- _Work to do_
Pull out from the material below all lines with "фары".

- _Data for processing_
# # # # # # #

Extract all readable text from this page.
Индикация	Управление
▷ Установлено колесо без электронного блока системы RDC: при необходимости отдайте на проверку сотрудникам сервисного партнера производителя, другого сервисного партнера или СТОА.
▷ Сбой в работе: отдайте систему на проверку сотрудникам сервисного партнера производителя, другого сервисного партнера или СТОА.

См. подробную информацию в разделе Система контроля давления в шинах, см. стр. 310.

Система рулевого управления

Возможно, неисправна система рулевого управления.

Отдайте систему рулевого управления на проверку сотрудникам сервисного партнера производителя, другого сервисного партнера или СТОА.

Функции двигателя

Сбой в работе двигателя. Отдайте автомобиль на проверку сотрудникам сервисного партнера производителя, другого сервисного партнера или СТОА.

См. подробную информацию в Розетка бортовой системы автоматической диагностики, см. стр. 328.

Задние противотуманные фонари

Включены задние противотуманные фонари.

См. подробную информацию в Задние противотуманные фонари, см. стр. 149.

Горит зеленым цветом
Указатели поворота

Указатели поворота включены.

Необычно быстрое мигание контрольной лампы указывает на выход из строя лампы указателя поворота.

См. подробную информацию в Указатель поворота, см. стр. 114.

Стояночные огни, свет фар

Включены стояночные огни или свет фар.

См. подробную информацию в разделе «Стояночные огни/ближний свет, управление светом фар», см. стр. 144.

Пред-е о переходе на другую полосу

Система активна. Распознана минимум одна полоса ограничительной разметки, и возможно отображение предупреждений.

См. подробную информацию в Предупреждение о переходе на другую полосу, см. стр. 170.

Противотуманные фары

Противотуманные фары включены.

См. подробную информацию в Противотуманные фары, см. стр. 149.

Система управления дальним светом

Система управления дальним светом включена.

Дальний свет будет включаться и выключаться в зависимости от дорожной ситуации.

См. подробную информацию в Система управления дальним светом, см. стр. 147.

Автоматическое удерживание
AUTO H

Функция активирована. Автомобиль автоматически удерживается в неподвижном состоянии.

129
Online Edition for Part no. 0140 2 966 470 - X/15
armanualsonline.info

# # # # # # #

- _Solution for this task_
Противотуманные фары
Противотуманные фары включены.
См. подробную информацию в Противотуманные фары, см. стр. 149.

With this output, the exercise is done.